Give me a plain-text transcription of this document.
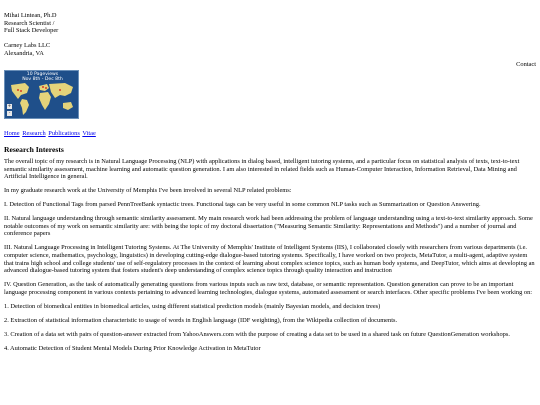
Mihai Lintean, Ph.D
Research Scientist /
Full Stack Developer
Carney Labs LLC
Alexandria, VA
Contact
10 Pageviews
Nov 8th - Dec 8th
+
-
Home Research Publications Vitae
Research Interests

The overall topic of my research is in Natural Language Processing (NLP) with applications in dialog based, intelligent tutoring systems, and a particular focus on statistical analysis of texts, text-to-text semantic similarity assessment, machine learning and automatic question generation. I am also interested in related fields such as Human-Computer Interaction, Information Retrieval, Data Mining and Artificial Intelligence in general.

In my graduate research work at the University of Memphis I've been involved in several NLP related problems:

I. Detection of Functional Tags from parsed PennTreeBank syntactic trees. Functional tags can be very useful in some common NLP tasks such as Summarization or Question Answering.

II. Natural language understanding through semantic similarity assessment. My main research work had been addressing the problem of language understanding using a text-to-text similarity approach. Some notable outcomes of my work on semantic similarity are: with being the topic of my doctoral dissertation ("Measuring Semantic Similarity: Representations and Methods") and a number of journal and conference papers

III. Natural Language Processing in Intelligent Tutoring Systems. At The University of Memphis' Institute of Intelligent Systems (IIS), I collaborated closely with researchers from various departments (i.e. computer science, mathematics, psychology, linguistics) in developing cutting-edge dialogue-based tutoring systems. Specifically, I have worked on two projects, MetaTutor, a multi-agent, adaptive system that trains high school and college students' use of self-regulatory processes in the context of learning about complex science topics, such as human body systems, and DeepTutor, which aims at developing an advanced dialogue-based tutoring system that fosters student's deep understanding of complex science topics through quality interaction and instruction

IV. Question Generation, as the task of automatically generating questions from various inputs such as raw text, database, or semantic representation. Question generation can prove to be an important language processing component in various contexts pertaining to advanced learning technologies, dialogue systems, automated assessment or search interfaces. Other specific problems I've been working on:

1. Detection of biomedical entities in biomedical articles, using different statistical prediction models (mainly Bayesian models, and decision trees)

2. Extraction of statistical information characteristic to usage of words in English language (IDF weighting), from the Wikipedia collection of documents.

3. Creation of a data set with pairs of question-answer extracted from YahooAnswers.com with the purpose of creating a data set to be used in a shared task on future QuestionGeneration workshops.

4. Automatic Detection of Student Mental Models During Prior Knowledge Activation in MetaTutor
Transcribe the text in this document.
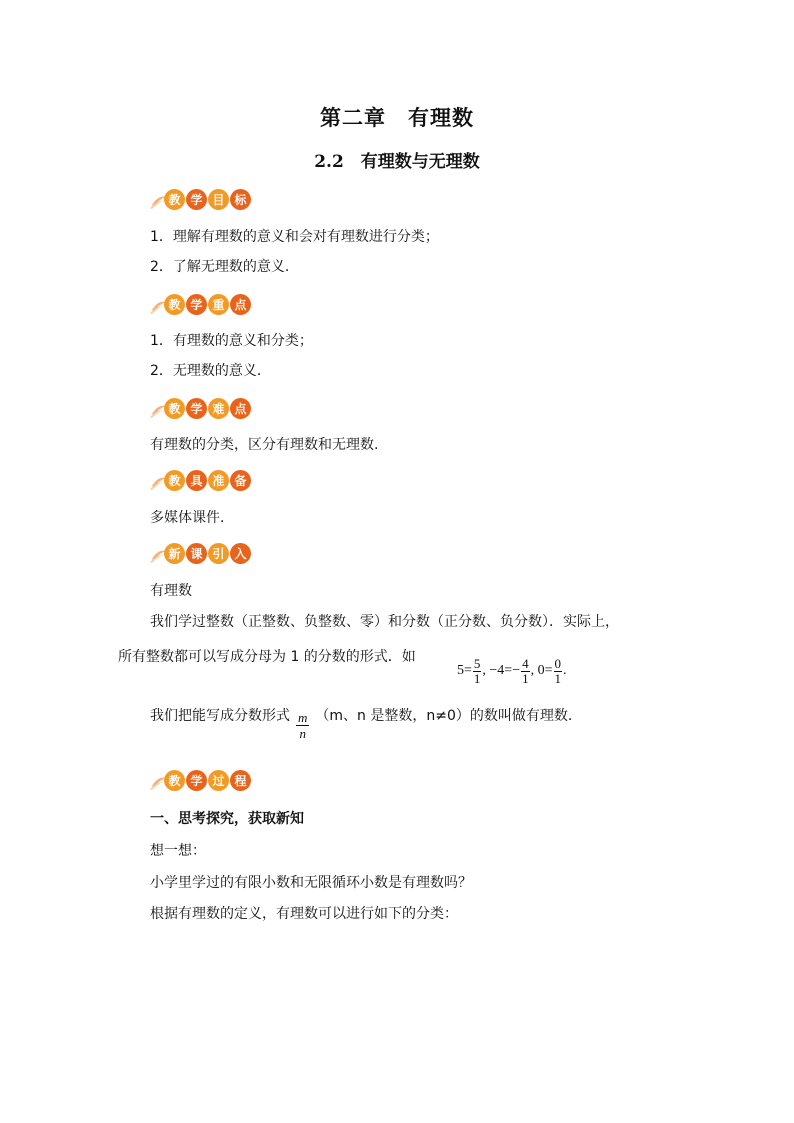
第二章　有理数
2.2　有理数与无理数
教 学 目 标
1．理解有理数的意义和会对有理数进行分类；
2．了解无理数的意义.
教 学 重 点
1．有理数的意义和分类；
2．无理数的意义．
教 学 难 点
有理数的分类，区分有理数和无理数.
教 具 准 备
多媒体课件.
新 课 引 入
有理数
我们学过整数（正整数、负整数、零）和分数（正分数、负分数）．实际上，
所有整数都可以写成分母为 1 的分数的形式．如
$5= \frac{5}{1}$ , $-4=- \frac{4}{1}$ , $0= \frac{0}{1}$ .
我们把能写成分数形式 $\frac{m}{n} (m$、n 是整数，n≠0）的数叫做有理数.
教 学 过 程
一、思考探究，获取新知
想一想：
小学里学过的有限小数和无限循环小数是有理数吗？
根据有理数的定义，有理数可以进行如下的分类：
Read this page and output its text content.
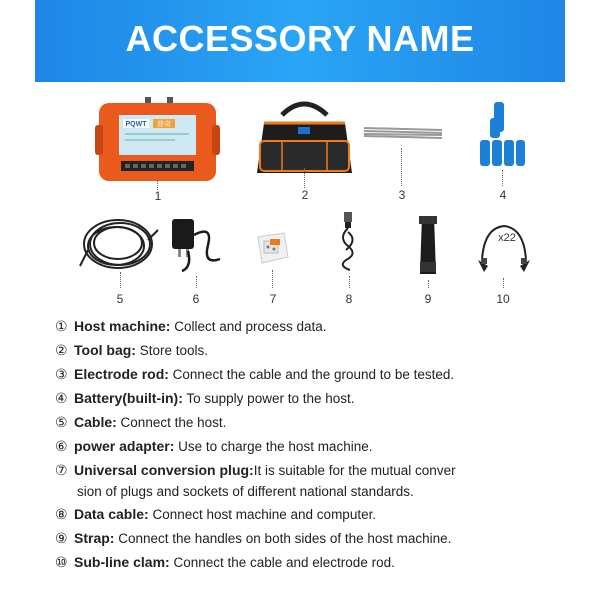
ACCESSORY NAME
PQWT 普奇
1	2	3	4
5	6	7	8	9
x22
10
① Host machine: Collect and process data.
② Tool bag: Store tools.
③ Electrode rod: Connect the cable and the ground to be tested.
④ Battery(built-in): To supply power to the host.
⑤ Cable: Connect the host.
⑥ power adapter: Use to charge the host machine.
⑦ Universal conversion plug:It is suitable for the mutual conver
sion of plugs and sockets of different national standards.
⑧ Data cable: Connect host machine and computer.
⑨ Strap: Connect the handles on both sides of the host machine.
⑩ Sub-line clam: Connect the cable and electrode rod.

Work to do: Omit the pictures. Transcribe every record exactly.

The output:
Give me a plain-text transcription of this document.
Mihai Lintean, Ph.D
Research Scientist /
Full Stack Developer
Carney Labs LLC
Alexandria, VA
Contact
10 Pageviews
Nov 8th - Dec 8th
+
-
Home Research Publications Vitae
Research Interests

The overall topic of my research is in Natural Language Processing (NLP) with applications in dialog based, intelligent tutoring systems, and a particular focus on statistical analysis of texts, text-to-text semantic similarity assessment, machine learning and automatic question generation. I am also interested in related fields such as Human-Computer Interaction, Information Retrieval, Data Mining and Artificial Intelligence in general.

In my graduate research work at the University of Memphis I've been involved in several NLP related problems:

I. Detection of Functional Tags from parsed PennTreeBank syntactic trees. Functional tags can be very useful in some common NLP tasks such as Summarization or Question Answering.

II. Natural language understanding through semantic similarity assessment. My main research work had been addressing the problem of language understanding using a text-to-text similarity approach. Some notable outcomes of my work on semantic similarity are: with being the topic of my doctoral dissertation ("Measuring Semantic Similarity: Representations and Methods") and a number of journal and conference papers

III. Natural Language Processing in Intelligent Tutoring Systems. At The University of Memphis' Institute of Intelligent Systems (IIS), I collaborated closely with researchers from various departments (i.e. computer science, mathematics, psychology, linguistics) in developing cutting-edge dialogue-based tutoring systems. Specifically, I have worked on two projects, MetaTutor, a multi-agent, adaptive system that trains high school and college students' use of self-regulatory processes in the context of learning about complex science topics, such as human body systems, and DeepTutor, which aims at developing an advanced dialogue-based tutoring system that fosters student's deep understanding of complex science topics through quality interaction and instruction

IV. Question Generation, as the task of automatically generating questions from various inputs such as raw text, database, or semantic representation. Question generation can prove to be an important language processing component in various contexts pertaining to advanced learning technologies, dialogue systems, automated assessment or search interfaces. Other specific problems I've been working on:

1. Detection of biomedical entities in biomedical articles, using different statistical prediction models (mainly Bayesian models, and decision trees)

2. Extraction of statistical information characteristic to usage of words in English language (IDF weighting), from the Wikipedia collection of documents.

3. Creation of a data set with pairs of question-answer extracted from YahooAnswers.com with the purpose of creating a data set to be used in a shared task on future QuestionGeneration workshops.

4. Automatic Detection of Student Mental Models During Prior Knowledge Activation in MetaTutor
Transcribe the text in this document.
第二章　有理数
2.2　有理数与无理数
教 学 目 标
1．理解有理数的意义和会对有理数进行分类；
2．了解无理数的意义.
教 学 重 点
1．有理数的意义和分类；
2．无理数的意义．
教 学 难 点
有理数的分类，区分有理数和无理数.
教 具 准 备
多媒体课件.
新 课 引 入
有理数
我们学过整数（正整数、负整数、零）和分数（正分数、负分数）．实际上，
所有整数都可以写成分母为 1 的分数的形式．如
$5= \frac{5}{1}$ , $-4=- \frac{4}{1}$ , $0= \frac{0}{1}$ .
我们把能写成分数形式 $\frac{m}{n} (m$、n 是整数，n≠0）的数叫做有理数.
教 学 过 程
一、思考探究，获取新知
想一想：
小学里学过的有限小数和无限循环小数是有理数吗？
根据有理数的定义，有理数可以进行如下的分类：
Read this page and output its text content.
ACCESSORY NAME
PQWT 普奇
1	2	3	4
5	6	7	8	9
x22
10
① Host machine: Collect and process data.
② Tool bag: Store tools.
③ Electrode rod: Connect the cable and the ground to be tested.
④ Battery(built-in): To supply power to the host.
⑤ Cable: Connect the host.
⑥ power adapter: Use to charge the host machine.
⑦ Universal conversion plug:It is suitable for the mutual conver
sion of plugs and sockets of different national standards.
⑧ Data cable: Connect host machine and computer.
⑨ Strap: Connect the handles on both sides of the host machine.
⑩ Sub-line clam: Connect the cable and electrode rod.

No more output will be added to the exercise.